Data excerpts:
* start *

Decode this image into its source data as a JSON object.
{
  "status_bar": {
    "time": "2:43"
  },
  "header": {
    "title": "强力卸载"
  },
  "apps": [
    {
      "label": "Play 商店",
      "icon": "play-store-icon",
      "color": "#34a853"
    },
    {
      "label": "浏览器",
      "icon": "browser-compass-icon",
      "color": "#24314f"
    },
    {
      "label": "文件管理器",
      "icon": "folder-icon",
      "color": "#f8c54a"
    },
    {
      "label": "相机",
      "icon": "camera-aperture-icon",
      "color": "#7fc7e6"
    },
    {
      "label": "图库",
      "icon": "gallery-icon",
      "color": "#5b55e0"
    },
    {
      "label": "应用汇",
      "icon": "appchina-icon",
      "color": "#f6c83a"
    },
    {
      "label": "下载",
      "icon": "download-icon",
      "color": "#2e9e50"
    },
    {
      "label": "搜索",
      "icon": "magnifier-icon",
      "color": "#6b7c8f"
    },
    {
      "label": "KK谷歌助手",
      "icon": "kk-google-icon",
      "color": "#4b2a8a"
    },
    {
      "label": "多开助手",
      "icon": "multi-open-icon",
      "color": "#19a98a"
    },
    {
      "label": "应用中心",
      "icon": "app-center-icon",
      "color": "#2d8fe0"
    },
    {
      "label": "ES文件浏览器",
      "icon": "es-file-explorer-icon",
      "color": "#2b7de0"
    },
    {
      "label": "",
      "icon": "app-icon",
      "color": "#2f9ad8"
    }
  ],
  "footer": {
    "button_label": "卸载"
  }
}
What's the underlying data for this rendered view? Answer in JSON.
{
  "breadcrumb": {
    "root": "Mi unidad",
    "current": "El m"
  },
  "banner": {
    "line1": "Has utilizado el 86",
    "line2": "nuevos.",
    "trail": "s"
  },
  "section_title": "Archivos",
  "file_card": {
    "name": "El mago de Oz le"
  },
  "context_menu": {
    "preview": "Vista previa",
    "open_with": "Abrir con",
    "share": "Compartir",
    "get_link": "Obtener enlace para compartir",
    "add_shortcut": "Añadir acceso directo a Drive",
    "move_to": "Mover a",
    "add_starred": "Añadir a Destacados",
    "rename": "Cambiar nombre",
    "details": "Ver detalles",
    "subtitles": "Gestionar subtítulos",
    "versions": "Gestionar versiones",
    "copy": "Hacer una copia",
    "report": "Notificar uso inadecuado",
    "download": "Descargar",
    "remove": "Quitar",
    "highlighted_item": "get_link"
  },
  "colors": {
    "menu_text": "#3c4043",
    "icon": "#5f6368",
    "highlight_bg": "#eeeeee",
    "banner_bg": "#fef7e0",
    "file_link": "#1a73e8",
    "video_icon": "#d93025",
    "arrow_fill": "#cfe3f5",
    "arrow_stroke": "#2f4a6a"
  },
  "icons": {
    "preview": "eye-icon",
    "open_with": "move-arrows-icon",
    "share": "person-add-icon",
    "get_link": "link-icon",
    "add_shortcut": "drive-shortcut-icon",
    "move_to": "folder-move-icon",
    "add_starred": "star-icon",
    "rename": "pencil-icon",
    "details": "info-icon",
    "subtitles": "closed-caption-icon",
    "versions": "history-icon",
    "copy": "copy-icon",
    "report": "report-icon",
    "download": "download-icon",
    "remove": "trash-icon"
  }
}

* end *

> **Set task**
Pull out all lines in the data above that include "this".

> **Exercise answer**
Decode this image into its source data as a JSON object.
What's the underlying data for this rendered view? Answer in JSON.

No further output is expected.